━━ Text excerpt
By design, the fitted model parameters are data-driven, characterizing the regularized maturation pattern among brain structures that tracks with variations in chronological age among typically developing individuals. In other words, this “brain age” composite metric is not optimized for detecting schizophrenia risk per se and would presumably be sensitive to any condition in which cases deviate from the normal pattern of age-related neuroanatomical change during childhood/adolescence. Machine-learning algorithms trained to predict psychosis as an outcome could potentially yield a psychosis-specific pattern of neuroanatomical deviance (Koutsouleris et al., 2009).
━━━━
━━ Records supplied
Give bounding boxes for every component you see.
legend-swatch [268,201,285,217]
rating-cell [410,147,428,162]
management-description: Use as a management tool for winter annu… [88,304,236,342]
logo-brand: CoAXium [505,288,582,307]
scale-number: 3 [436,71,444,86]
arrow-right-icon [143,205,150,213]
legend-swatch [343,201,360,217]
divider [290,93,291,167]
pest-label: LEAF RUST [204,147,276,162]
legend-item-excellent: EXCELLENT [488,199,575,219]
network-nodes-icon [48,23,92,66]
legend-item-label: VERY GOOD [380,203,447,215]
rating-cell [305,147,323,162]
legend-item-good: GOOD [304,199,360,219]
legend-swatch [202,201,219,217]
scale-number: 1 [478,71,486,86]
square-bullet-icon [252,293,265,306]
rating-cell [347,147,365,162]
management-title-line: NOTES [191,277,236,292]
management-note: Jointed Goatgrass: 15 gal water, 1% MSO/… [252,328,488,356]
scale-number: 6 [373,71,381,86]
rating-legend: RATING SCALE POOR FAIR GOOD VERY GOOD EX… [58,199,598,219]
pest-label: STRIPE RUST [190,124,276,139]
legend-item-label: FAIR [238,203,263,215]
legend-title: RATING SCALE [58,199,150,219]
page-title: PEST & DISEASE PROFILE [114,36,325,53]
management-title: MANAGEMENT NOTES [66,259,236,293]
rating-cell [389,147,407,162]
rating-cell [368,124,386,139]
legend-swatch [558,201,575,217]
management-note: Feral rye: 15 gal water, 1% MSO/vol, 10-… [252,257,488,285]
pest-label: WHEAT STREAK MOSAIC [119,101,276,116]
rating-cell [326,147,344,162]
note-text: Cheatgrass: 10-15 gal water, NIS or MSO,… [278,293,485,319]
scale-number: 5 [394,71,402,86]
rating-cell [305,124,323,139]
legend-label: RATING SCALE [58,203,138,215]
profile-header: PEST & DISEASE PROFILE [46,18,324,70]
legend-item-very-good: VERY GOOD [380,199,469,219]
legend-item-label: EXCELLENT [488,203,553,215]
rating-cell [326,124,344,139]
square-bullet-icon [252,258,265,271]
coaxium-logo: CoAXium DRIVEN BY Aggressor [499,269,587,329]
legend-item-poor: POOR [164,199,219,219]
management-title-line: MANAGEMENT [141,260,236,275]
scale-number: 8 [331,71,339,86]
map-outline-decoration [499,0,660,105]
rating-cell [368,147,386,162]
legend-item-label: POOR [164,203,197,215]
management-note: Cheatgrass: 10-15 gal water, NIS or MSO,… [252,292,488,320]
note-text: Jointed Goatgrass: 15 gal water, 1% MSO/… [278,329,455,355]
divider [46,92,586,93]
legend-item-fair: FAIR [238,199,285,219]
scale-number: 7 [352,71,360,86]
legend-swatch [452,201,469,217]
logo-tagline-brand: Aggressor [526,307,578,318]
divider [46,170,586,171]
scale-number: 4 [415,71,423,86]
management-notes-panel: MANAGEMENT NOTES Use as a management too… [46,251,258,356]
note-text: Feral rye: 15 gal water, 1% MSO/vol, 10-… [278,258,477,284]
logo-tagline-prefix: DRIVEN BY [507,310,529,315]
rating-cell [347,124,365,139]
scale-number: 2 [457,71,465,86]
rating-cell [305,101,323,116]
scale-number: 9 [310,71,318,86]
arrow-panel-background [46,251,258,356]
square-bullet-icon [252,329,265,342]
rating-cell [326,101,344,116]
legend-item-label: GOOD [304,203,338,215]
━━━━
Return the passage from the brain-age excerpt between "By design, the" and "et al., 2009).", inclusive, copied word for word.

Answer section =>
By design, the fitted model parameters are data-driven, characterizing the regularized maturation pattern among brain structures that tracks with variations in chronological age among typically developing individuals. In other words, this “brain age” composite metric is not optimized for detecting schizophrenia risk per se and would presumably be sensitive to any condition in which cases deviate from the normal pattern of age-related neuroanatomical change during childhood/adolescence. Machine-learning algorithms trained to predict psychosis as an outcome could potentially yield a psychosis-specific pattern of neuroanatomical deviance (Koutsouleris et al., 2009).